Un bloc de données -
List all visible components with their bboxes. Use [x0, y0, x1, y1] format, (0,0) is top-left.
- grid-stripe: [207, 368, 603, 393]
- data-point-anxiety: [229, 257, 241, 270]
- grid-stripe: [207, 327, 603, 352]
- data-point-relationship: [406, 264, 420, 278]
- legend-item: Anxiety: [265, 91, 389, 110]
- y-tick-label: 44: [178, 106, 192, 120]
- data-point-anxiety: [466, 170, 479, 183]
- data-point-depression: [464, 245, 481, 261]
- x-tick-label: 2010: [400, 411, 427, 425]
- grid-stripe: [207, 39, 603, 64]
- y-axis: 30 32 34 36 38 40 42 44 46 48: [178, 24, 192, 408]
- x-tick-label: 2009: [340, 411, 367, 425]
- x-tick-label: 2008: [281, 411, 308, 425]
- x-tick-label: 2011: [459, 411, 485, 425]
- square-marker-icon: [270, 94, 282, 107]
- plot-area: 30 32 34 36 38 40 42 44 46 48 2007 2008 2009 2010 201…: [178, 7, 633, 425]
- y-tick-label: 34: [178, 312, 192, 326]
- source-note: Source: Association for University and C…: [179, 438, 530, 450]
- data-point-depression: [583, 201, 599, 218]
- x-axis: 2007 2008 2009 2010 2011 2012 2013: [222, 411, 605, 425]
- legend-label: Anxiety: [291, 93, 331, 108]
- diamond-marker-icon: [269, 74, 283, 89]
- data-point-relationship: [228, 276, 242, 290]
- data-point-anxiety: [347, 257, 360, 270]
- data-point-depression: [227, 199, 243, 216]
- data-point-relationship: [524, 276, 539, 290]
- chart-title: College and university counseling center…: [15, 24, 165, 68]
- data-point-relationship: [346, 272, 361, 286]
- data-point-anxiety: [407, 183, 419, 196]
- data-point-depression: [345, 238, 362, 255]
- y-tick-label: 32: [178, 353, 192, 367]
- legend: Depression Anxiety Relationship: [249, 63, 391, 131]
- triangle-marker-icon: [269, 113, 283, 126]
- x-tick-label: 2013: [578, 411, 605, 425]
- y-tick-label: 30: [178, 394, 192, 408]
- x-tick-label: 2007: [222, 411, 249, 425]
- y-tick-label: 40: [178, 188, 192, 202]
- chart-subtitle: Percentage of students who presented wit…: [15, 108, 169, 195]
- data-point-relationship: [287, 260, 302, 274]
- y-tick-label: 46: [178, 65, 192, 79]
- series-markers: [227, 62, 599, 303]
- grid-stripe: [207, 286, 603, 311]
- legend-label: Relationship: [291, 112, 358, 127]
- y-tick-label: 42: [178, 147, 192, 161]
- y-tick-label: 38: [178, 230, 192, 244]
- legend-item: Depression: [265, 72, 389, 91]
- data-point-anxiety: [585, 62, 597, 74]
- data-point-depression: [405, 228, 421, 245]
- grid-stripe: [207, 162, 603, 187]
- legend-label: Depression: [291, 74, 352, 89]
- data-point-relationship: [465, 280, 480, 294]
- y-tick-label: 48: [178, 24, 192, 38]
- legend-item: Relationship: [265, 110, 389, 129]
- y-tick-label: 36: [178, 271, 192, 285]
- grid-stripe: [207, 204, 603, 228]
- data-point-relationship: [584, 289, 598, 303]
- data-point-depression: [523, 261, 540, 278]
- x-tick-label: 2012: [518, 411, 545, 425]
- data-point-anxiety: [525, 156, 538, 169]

À faire - Mettez à jour les lignes de tous les items ci-dessus en remplaçant partout "grid-stripe" par "grid-band", sans rien modifier d'autre.

Résultat attendu -
List all visible components with their bboxes. Use [x0, y0, x1, y1] format, (0,0) is top-left.
- grid-band: [207, 368, 603, 393]
- data-point-anxiety: [229, 257, 241, 270]
- grid-band: [207, 327, 603, 352]
- data-point-relationship: [406, 264, 420, 278]
- legend-item: Anxiety: [265, 91, 389, 110]
- y-tick-label: 44: [178, 106, 192, 120]
- data-point-anxiety: [466, 170, 479, 183]
- data-point-depression: [464, 245, 481, 261]
- x-tick-label: 2010: [400, 411, 427, 425]
- grid-band: [207, 39, 603, 64]
- y-axis: 30 32 34 36 38 40 42 44 46 48: [178, 24, 192, 408]
- x-tick-label: 2009: [340, 411, 367, 425]
- x-tick-label: 2008: [281, 411, 308, 425]
- x-tick-label: 2011: [459, 411, 485, 425]
- square-marker-icon: [270, 94, 282, 107]
- plot-area: 30 32 34 36 38 40 42 44 46 48 2007 2008 2009 2010 201…: [178, 7, 633, 425]
- y-tick-label: 34: [178, 312, 192, 326]
- source-note: Source: Association for University and C…: [179, 438, 530, 450]
- data-point-depression: [583, 201, 599, 218]
- x-axis: 2007 2008 2009 2010 2011 2012 2013: [222, 411, 605, 425]
- legend-label: Anxiety: [291, 93, 331, 108]
- diamond-marker-icon: [269, 74, 283, 89]
- data-point-relationship: [228, 276, 242, 290]
- data-point-anxiety: [347, 257, 360, 270]
- data-point-depression: [227, 199, 243, 216]
- data-point-relationship: [524, 276, 539, 290]
- chart-title: College and university counseling center…: [15, 24, 165, 68]
- data-point-relationship: [346, 272, 361, 286]
- data-point-anxiety: [407, 183, 419, 196]
- data-point-depression: [345, 238, 362, 255]
- y-tick-label: 32: [178, 353, 192, 367]
- legend: Depression Anxiety Relationship: [249, 63, 391, 131]
- triangle-marker-icon: [269, 113, 283, 126]
- x-tick-label: 2013: [578, 411, 605, 425]
- y-tick-label: 30: [178, 394, 192, 408]
- x-tick-label: 2007: [222, 411, 249, 425]
- y-tick-label: 40: [178, 188, 192, 202]
- chart-subtitle: Percentage of students who presented wit…: [15, 108, 169, 195]
- data-point-relationship: [287, 260, 302, 274]
- y-tick-label: 46: [178, 65, 192, 79]
- series-markers: [227, 62, 599, 303]
- grid-band: [207, 286, 603, 311]
- legend-label: Relationship: [291, 112, 358, 127]
- y-tick-label: 42: [178, 147, 192, 161]
- y-tick-label: 38: [178, 230, 192, 244]
- legend-item: Depression: [265, 72, 389, 91]
- data-point-anxiety: [585, 62, 597, 74]
- data-point-depression: [405, 228, 421, 245]
- grid-band: [207, 162, 603, 187]
- legend-label: Depression: [291, 74, 352, 89]
- data-point-relationship: [465, 280, 480, 294]
- y-tick-label: 48: [178, 24, 192, 38]
- legend-item: Relationship: [265, 110, 389, 129]
- y-tick-label: 36: [178, 271, 192, 285]
- grid-band: [207, 204, 603, 228]
- data-point-relationship: [584, 289, 598, 303]
- data-point-depression: [523, 261, 540, 278]
- x-tick-label: 2012: [518, 411, 545, 425]
- data-point-anxiety: [525, 156, 538, 169]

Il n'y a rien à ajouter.